What you have to do: Wherever the word "Notewise" appears in a line, extract that line.

Listed records:
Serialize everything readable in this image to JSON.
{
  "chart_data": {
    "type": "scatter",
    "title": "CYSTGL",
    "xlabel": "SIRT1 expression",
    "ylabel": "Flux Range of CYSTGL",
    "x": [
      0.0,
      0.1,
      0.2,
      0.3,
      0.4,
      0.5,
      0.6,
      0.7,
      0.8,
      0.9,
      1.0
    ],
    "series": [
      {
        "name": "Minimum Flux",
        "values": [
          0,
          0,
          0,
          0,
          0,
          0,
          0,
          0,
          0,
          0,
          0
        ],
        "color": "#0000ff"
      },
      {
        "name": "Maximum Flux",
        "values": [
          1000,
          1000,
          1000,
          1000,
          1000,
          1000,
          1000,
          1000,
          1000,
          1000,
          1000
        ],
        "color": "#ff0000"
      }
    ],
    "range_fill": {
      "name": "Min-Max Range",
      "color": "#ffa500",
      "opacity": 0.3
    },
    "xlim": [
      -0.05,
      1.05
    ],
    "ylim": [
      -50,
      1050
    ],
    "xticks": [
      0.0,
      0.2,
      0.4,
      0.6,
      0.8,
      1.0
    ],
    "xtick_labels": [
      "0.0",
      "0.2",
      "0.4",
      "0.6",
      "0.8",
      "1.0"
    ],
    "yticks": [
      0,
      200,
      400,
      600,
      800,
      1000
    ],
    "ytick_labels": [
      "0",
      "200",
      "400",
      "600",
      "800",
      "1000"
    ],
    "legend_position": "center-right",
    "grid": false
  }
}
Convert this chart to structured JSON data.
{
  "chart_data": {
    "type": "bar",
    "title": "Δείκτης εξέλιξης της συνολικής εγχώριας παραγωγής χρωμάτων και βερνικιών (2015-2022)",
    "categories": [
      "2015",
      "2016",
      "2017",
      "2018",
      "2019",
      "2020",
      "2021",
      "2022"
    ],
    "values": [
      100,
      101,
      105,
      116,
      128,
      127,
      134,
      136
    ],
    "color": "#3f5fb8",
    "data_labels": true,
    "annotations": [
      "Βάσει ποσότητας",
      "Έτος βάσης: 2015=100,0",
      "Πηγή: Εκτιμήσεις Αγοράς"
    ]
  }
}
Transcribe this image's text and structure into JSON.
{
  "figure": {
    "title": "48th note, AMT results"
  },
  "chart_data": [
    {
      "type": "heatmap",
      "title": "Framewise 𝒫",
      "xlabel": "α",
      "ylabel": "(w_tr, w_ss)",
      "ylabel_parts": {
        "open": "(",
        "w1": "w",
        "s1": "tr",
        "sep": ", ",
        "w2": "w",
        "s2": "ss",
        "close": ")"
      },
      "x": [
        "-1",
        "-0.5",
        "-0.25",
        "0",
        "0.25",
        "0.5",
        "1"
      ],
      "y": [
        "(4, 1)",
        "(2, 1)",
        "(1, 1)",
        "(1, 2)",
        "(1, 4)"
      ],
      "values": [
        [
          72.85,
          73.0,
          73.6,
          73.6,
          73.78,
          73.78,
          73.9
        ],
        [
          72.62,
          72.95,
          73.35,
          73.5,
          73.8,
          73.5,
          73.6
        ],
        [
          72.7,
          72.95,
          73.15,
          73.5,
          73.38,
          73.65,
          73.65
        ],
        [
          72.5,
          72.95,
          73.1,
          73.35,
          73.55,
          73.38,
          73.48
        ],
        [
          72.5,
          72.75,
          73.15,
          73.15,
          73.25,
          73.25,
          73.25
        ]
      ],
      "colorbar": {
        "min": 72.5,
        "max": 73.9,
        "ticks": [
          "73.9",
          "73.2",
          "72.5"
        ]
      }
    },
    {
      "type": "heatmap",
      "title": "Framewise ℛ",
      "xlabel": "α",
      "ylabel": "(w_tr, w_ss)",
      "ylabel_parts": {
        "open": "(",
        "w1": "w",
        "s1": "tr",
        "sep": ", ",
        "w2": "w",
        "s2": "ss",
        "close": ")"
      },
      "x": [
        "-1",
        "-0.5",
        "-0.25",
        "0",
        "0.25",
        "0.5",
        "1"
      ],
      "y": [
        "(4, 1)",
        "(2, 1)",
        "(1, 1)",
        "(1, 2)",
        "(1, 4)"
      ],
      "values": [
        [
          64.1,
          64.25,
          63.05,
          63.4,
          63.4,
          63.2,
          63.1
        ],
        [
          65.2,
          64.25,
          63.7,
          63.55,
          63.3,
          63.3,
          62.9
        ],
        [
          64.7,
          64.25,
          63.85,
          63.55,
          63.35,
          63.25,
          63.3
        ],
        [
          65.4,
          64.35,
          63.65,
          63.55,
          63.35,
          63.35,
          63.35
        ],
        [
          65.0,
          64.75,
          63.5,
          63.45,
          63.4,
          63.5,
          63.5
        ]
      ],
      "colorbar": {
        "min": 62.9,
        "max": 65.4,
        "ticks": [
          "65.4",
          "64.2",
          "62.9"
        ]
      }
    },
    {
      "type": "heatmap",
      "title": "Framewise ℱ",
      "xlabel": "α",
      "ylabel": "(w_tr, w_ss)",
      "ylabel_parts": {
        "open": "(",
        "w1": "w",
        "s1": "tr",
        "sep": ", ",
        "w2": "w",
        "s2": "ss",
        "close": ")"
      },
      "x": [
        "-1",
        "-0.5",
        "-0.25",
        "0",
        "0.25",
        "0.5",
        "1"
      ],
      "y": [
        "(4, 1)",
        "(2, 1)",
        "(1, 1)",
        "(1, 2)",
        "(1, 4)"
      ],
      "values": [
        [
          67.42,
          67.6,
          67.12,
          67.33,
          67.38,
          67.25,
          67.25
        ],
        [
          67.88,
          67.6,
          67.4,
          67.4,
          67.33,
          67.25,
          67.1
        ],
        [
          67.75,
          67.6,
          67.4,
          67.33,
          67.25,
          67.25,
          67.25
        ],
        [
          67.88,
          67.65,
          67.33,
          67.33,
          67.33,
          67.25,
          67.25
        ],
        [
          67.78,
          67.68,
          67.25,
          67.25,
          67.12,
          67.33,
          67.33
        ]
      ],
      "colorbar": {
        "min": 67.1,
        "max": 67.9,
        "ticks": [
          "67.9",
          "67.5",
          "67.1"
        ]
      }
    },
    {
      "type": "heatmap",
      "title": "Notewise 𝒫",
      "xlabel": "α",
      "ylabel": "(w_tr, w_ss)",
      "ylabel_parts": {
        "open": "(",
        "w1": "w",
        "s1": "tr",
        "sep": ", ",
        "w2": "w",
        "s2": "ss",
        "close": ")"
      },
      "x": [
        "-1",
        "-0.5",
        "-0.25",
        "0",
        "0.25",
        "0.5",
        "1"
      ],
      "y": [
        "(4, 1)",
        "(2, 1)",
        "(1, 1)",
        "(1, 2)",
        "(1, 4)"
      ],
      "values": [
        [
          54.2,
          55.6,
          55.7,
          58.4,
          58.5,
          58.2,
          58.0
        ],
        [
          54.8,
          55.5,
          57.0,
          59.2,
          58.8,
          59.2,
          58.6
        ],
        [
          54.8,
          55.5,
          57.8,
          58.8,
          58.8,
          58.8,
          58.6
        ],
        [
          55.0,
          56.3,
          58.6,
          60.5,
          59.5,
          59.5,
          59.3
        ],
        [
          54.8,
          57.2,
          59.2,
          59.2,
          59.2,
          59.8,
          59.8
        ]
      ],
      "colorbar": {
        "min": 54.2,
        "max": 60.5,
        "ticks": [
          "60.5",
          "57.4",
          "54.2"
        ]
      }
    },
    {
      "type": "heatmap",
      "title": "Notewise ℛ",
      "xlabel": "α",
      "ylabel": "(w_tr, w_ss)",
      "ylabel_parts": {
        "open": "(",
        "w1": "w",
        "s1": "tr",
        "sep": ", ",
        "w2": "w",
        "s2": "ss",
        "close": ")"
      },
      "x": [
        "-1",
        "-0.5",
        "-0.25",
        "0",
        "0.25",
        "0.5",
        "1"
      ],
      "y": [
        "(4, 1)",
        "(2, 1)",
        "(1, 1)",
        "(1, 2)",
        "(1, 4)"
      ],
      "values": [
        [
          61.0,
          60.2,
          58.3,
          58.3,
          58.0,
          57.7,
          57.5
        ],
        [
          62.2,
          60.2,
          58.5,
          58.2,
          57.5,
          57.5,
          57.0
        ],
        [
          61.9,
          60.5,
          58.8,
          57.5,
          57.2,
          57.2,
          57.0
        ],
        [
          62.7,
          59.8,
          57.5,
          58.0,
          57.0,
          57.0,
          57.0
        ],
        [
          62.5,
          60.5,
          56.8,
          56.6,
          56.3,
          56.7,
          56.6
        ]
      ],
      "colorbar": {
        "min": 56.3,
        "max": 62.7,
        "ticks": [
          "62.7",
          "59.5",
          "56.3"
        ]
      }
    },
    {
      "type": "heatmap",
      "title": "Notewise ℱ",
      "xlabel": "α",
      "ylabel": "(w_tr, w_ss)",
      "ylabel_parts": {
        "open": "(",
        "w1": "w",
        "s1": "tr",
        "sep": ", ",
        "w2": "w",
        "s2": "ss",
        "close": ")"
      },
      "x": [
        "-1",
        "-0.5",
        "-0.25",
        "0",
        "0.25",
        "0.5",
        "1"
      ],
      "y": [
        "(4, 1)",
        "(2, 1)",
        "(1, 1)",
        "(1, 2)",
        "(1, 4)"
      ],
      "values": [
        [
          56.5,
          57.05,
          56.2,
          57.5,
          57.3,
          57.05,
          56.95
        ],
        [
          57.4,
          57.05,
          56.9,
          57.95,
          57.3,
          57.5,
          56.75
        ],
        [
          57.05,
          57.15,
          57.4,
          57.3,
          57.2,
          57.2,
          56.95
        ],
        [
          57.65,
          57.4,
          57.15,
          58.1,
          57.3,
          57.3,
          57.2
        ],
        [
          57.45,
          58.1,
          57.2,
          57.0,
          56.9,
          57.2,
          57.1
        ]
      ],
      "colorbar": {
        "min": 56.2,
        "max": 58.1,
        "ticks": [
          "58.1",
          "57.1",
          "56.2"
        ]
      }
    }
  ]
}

Correct answer:
      "title": "Notewise 𝒫",
      "title": "Notewise ℛ",
      "title": "Notewise ℱ",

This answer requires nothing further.